▶ Stated task
Using the records below, count the lines with "action" in them. Give the number only.

Items listed in a dataset:
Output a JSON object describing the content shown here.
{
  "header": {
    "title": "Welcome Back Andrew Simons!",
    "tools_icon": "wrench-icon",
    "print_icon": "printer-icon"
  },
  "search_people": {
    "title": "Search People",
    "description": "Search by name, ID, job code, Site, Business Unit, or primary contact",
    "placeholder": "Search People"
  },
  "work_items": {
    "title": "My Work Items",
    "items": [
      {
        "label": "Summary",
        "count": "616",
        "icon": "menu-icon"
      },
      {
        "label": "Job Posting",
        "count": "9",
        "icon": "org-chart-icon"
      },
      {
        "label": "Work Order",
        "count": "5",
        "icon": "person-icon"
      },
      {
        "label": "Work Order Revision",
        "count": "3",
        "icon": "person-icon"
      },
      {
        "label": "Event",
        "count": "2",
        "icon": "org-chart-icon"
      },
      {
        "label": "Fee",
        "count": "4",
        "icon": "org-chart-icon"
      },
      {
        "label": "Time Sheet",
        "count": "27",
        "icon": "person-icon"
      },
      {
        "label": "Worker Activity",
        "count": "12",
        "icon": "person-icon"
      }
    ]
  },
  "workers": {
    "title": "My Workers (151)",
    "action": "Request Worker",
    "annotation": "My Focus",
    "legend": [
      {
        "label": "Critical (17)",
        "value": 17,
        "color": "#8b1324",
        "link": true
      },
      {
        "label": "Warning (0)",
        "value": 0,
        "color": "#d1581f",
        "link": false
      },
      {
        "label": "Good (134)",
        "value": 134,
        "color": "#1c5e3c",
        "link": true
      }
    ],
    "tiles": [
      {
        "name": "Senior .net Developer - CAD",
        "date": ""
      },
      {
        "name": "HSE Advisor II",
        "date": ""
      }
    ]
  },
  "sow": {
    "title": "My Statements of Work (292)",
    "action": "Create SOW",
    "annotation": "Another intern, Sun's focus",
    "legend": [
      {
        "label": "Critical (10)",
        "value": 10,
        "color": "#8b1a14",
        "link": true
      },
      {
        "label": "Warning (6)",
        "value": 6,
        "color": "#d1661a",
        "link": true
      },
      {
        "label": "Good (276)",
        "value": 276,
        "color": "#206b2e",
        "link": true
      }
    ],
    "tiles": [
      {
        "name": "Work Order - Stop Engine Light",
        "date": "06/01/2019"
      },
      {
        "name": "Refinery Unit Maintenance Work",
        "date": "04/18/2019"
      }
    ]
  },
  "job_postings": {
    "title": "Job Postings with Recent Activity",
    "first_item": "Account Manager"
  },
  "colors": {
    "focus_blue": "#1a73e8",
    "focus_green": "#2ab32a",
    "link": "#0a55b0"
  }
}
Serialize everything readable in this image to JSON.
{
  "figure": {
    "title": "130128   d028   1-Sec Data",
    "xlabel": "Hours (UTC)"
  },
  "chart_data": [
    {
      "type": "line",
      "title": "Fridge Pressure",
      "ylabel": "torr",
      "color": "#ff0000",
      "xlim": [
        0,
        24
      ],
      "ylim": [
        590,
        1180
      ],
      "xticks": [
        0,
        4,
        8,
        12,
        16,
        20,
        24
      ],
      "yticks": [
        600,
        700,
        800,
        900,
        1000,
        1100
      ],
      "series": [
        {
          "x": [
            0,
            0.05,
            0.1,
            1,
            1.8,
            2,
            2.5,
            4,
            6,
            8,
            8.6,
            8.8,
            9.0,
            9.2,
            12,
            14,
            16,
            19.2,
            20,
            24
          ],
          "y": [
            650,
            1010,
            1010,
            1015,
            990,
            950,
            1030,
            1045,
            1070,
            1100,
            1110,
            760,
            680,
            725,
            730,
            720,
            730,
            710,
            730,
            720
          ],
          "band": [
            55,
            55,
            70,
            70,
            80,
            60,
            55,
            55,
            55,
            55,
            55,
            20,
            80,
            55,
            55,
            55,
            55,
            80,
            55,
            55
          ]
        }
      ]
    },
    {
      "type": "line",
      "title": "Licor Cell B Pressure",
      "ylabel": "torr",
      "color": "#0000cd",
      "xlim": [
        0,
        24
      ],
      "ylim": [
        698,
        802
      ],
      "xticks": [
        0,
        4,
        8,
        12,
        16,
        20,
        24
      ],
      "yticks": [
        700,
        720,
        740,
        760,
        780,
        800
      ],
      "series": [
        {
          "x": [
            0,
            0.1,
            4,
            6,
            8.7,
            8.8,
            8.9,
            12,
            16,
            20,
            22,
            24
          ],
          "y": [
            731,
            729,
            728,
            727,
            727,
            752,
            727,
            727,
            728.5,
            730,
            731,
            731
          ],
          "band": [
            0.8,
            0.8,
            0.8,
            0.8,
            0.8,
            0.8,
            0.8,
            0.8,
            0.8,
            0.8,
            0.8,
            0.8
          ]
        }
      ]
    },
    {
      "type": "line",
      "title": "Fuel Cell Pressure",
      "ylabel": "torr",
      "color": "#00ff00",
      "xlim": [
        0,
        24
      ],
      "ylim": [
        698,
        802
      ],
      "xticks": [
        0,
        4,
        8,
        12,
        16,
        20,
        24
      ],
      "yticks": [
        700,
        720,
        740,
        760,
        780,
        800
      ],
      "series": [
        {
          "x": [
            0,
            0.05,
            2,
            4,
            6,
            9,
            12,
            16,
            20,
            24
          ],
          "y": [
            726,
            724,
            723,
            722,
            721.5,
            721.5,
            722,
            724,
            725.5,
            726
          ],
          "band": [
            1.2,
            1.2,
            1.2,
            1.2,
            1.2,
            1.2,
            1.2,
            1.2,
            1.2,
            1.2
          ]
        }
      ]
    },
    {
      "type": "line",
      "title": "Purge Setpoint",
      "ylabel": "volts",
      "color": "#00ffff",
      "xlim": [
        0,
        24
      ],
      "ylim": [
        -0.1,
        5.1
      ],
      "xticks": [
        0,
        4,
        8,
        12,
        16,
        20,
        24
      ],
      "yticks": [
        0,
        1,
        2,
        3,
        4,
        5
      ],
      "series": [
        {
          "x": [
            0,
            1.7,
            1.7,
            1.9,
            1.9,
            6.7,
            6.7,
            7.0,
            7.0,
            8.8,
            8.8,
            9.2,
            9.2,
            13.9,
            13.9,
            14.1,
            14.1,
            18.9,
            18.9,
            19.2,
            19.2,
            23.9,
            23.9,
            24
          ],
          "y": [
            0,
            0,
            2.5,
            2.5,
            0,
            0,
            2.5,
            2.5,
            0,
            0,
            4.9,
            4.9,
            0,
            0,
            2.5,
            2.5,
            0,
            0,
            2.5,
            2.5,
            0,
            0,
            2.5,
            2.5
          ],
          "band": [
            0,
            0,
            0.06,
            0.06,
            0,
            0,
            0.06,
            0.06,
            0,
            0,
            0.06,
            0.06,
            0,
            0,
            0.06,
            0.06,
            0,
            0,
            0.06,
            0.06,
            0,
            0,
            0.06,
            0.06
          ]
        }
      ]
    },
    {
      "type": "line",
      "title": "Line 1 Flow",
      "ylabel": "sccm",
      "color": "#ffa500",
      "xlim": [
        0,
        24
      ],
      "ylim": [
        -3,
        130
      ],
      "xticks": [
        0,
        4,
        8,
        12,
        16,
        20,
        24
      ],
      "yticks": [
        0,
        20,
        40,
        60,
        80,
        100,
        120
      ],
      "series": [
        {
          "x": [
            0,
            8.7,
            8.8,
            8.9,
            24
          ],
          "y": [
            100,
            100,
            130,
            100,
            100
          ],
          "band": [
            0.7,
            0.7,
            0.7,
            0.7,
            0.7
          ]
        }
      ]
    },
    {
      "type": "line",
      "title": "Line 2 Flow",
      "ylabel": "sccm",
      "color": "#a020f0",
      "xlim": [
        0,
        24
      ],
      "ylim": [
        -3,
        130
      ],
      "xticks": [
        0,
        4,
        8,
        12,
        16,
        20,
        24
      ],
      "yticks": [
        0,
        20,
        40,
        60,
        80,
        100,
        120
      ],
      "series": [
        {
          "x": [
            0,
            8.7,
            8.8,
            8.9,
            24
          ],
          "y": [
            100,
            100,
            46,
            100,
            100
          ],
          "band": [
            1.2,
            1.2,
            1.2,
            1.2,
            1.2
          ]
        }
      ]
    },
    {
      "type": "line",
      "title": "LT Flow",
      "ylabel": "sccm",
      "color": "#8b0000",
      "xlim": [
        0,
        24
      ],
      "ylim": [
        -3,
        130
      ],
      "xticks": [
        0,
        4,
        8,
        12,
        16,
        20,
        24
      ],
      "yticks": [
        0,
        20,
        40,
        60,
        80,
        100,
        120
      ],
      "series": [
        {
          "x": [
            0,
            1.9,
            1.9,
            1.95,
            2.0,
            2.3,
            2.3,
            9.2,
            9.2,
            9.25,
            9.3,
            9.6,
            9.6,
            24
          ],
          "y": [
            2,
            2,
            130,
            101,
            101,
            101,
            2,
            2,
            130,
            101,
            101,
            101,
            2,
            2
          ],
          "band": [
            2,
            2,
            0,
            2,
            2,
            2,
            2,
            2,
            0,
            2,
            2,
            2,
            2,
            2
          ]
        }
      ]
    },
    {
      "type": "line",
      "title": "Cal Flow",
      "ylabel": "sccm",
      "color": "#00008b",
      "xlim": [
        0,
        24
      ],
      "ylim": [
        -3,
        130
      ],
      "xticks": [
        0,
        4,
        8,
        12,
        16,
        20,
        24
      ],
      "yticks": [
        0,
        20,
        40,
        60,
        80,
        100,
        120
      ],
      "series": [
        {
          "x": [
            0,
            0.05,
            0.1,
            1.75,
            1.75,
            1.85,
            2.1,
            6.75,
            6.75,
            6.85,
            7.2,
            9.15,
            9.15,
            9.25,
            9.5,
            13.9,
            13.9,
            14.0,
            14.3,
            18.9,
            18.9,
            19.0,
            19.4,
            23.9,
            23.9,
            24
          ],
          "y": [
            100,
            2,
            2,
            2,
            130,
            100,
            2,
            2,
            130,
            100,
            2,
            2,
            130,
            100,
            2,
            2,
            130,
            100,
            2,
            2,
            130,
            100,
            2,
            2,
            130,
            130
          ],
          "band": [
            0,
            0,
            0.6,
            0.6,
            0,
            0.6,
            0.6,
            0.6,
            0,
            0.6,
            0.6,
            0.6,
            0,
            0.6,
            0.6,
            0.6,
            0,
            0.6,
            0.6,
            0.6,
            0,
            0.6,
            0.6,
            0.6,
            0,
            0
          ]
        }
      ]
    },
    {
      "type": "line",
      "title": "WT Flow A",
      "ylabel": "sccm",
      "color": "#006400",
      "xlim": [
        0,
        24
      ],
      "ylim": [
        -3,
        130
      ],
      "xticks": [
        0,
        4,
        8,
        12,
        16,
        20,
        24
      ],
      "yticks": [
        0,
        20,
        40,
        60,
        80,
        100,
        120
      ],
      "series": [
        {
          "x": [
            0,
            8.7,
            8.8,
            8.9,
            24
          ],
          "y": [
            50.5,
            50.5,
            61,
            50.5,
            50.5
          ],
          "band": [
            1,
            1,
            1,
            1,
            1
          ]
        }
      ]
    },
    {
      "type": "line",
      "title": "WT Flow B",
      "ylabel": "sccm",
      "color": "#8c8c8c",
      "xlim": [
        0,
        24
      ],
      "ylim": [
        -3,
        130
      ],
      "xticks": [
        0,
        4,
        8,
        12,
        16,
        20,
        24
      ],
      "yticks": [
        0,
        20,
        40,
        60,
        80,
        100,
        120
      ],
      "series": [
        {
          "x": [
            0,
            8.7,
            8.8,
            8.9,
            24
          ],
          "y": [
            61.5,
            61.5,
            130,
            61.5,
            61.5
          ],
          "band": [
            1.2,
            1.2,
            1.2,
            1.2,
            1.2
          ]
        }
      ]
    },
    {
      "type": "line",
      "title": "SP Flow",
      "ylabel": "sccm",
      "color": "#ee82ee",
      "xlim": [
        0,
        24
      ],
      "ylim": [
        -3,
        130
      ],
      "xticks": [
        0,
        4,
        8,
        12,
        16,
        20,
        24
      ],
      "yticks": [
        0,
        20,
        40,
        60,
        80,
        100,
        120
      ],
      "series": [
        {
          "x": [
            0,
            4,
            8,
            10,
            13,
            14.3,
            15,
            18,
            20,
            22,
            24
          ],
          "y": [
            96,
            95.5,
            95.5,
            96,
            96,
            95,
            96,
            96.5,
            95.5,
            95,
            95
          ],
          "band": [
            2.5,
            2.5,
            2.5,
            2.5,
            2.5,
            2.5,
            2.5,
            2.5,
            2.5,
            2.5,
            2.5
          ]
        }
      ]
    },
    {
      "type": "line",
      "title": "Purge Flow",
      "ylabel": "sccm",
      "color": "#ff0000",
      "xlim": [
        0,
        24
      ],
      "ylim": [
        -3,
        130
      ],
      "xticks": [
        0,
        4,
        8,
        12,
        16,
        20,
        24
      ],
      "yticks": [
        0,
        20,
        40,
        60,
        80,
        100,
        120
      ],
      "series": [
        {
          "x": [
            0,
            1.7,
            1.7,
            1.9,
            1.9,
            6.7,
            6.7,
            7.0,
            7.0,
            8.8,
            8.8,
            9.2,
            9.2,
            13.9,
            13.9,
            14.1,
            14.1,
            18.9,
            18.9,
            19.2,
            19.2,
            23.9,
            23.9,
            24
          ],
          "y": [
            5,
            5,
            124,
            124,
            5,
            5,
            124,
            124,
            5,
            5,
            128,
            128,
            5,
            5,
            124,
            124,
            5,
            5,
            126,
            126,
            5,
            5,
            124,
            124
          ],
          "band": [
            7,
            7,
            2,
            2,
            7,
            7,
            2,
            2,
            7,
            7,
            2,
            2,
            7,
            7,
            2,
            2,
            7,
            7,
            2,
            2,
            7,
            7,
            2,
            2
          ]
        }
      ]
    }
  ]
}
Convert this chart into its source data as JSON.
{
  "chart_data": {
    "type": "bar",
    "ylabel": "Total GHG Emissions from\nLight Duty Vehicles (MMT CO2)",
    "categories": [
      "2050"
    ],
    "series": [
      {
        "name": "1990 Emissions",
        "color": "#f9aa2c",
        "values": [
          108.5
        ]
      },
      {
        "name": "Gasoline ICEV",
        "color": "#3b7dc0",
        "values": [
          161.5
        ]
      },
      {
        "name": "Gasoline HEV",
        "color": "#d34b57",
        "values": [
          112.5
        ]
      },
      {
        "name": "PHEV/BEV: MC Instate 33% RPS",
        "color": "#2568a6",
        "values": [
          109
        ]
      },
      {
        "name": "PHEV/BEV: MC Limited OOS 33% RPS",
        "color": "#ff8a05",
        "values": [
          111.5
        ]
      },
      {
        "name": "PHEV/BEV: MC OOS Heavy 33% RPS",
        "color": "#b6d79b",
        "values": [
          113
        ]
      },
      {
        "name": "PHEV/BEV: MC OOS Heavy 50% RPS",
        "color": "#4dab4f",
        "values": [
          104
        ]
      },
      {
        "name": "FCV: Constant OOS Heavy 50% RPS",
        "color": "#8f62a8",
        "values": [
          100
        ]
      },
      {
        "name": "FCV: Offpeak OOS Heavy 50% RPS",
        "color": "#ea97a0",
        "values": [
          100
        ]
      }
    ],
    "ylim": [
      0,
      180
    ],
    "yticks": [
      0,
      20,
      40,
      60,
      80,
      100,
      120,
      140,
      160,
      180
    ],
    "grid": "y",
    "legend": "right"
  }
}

▶ Answer
2